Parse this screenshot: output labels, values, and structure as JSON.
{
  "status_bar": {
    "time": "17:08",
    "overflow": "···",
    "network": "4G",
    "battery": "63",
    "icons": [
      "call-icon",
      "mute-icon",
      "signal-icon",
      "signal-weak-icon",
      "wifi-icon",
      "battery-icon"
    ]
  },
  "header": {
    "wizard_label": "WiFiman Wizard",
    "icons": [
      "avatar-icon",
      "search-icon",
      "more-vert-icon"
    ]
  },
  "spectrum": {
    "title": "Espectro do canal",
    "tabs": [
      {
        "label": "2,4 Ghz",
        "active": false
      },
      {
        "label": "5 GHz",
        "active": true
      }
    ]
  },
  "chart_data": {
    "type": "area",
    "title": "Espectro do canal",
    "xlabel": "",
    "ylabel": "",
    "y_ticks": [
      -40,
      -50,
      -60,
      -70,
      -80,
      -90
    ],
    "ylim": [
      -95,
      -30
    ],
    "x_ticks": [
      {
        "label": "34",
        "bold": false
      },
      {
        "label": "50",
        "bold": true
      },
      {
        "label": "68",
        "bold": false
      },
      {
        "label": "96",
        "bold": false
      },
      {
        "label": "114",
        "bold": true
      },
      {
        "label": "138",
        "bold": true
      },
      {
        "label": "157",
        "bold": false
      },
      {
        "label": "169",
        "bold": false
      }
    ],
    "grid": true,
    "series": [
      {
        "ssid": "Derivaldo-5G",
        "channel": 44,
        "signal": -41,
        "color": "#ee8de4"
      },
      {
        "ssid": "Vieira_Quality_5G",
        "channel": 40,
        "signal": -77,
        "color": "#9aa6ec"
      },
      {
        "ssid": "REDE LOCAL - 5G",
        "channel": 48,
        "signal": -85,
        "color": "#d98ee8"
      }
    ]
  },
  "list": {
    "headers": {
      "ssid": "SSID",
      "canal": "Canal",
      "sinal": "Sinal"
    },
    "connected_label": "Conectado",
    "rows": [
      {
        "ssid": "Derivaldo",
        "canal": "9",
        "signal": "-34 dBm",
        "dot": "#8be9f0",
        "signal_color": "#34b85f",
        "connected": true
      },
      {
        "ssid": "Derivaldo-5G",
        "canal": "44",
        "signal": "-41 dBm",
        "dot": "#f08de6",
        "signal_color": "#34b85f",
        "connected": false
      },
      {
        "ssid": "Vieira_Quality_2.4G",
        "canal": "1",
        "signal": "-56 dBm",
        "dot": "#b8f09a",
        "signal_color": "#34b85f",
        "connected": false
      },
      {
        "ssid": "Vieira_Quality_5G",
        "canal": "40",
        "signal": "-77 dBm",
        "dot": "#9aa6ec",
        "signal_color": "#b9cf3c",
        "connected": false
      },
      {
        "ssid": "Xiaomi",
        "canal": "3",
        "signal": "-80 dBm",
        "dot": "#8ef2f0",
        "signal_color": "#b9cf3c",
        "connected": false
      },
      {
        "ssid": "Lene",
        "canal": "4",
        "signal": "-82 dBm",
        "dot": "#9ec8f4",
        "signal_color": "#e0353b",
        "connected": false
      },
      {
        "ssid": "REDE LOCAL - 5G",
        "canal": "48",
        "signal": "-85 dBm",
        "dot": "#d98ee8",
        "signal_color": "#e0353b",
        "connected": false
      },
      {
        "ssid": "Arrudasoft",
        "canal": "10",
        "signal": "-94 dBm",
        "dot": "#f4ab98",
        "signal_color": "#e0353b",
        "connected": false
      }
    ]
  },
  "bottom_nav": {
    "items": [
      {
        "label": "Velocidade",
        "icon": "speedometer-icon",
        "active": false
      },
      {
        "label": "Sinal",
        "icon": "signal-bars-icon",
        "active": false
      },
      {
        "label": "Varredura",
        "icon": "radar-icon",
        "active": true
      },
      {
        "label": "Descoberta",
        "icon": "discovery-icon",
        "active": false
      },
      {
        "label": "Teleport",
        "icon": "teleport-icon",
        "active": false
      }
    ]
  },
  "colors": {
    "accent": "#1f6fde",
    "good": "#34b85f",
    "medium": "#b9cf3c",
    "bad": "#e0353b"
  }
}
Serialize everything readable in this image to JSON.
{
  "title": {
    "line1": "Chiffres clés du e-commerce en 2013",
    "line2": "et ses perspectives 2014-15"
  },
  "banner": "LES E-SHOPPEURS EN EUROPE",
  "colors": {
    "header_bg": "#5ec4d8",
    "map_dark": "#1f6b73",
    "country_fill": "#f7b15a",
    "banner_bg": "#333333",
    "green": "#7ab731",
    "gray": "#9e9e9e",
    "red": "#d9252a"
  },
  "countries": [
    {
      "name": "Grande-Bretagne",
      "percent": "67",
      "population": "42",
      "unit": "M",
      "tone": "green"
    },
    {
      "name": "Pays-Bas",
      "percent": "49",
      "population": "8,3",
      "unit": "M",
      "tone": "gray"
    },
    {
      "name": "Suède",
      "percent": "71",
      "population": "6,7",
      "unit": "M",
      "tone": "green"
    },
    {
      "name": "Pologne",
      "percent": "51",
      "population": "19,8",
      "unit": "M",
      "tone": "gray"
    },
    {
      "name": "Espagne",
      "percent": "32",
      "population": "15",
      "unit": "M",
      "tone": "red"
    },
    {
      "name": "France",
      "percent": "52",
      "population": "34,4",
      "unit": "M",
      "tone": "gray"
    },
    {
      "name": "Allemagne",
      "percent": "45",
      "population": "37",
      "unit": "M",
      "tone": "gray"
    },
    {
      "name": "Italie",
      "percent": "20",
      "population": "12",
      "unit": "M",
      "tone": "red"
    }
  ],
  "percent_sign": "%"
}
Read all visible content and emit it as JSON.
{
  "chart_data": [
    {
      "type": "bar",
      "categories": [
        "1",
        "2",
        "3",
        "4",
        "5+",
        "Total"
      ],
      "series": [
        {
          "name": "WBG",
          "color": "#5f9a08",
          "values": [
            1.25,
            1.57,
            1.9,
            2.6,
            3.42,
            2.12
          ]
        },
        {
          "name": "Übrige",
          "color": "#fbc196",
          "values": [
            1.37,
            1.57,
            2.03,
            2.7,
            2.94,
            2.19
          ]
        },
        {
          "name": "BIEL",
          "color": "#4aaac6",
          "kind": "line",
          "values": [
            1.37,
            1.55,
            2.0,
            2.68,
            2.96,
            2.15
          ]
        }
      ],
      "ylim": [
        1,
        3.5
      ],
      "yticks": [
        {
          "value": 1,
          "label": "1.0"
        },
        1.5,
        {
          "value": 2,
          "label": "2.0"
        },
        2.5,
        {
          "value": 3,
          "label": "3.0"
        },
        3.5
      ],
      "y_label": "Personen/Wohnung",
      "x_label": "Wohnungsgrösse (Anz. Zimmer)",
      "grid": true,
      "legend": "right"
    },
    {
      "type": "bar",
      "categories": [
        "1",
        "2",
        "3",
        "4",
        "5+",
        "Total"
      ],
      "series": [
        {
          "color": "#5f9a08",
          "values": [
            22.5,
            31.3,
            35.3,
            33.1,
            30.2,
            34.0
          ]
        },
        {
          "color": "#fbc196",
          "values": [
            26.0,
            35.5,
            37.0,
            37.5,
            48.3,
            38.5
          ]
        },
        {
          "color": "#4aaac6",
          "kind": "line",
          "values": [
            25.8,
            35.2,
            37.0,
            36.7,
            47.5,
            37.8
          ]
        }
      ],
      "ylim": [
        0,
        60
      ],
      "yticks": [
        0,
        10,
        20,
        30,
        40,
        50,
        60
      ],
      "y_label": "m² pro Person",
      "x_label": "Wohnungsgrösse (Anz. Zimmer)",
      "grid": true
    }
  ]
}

========================================================================

* _Work to do_
Using the entries above, return each line that includes the word "population".

* _Answer to this task_
      "population": "42",
      "population": "8,3",
      "population": "6,7",
      "population": "19,8",
      "population": "15",
      "population": "34,4",
      "population": "37",
      "population": "12",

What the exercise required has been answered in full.